Recorded data:
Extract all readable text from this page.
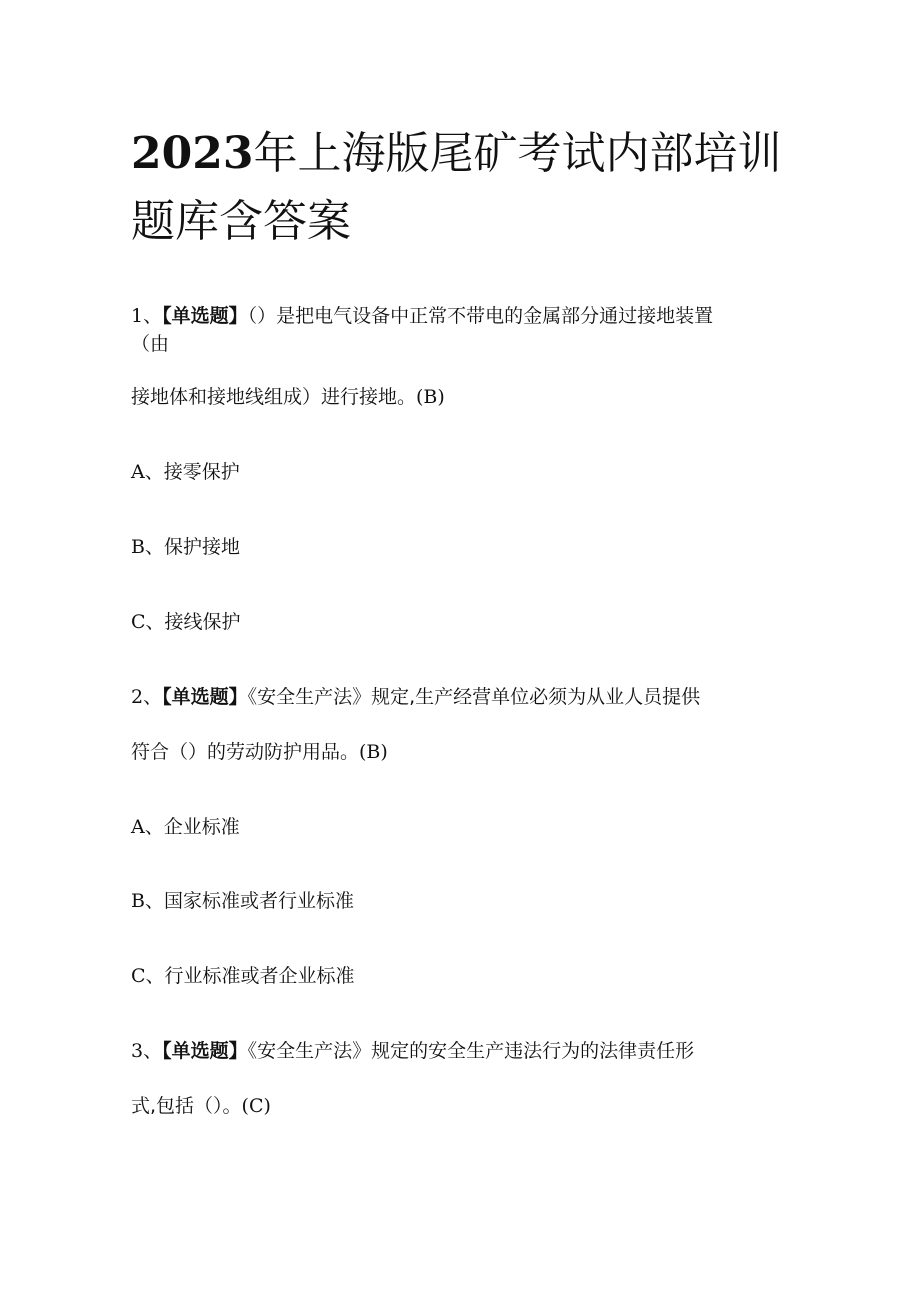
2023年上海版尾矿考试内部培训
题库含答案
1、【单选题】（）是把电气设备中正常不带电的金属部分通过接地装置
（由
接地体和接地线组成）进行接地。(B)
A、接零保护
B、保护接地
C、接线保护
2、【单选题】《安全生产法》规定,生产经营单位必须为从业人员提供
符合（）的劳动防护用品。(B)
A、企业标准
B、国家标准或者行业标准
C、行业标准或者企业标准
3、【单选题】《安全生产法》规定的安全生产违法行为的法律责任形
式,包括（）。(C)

Job: Leave out the pictures and repeat everything else in the records exactly.

Task result:
Extract all readable text from this page.
2023年上海版尾矿考试内部培训
题库含答案
1、【单选题】（）是把电气设备中正常不带电的金属部分通过接地装置
（由
接地体和接地线组成）进行接地。(B)
A、接零保护
B、保护接地
C、接线保护
2、【单选题】《安全生产法》规定,生产经营单位必须为从业人员提供
符合（）的劳动防护用品。(B)
A、企业标准
B、国家标准或者行业标准
C、行业标准或者企业标准
3、【单选题】《安全生产法》规定的安全生产违法行为的法律责任形
式,包括（）。(C)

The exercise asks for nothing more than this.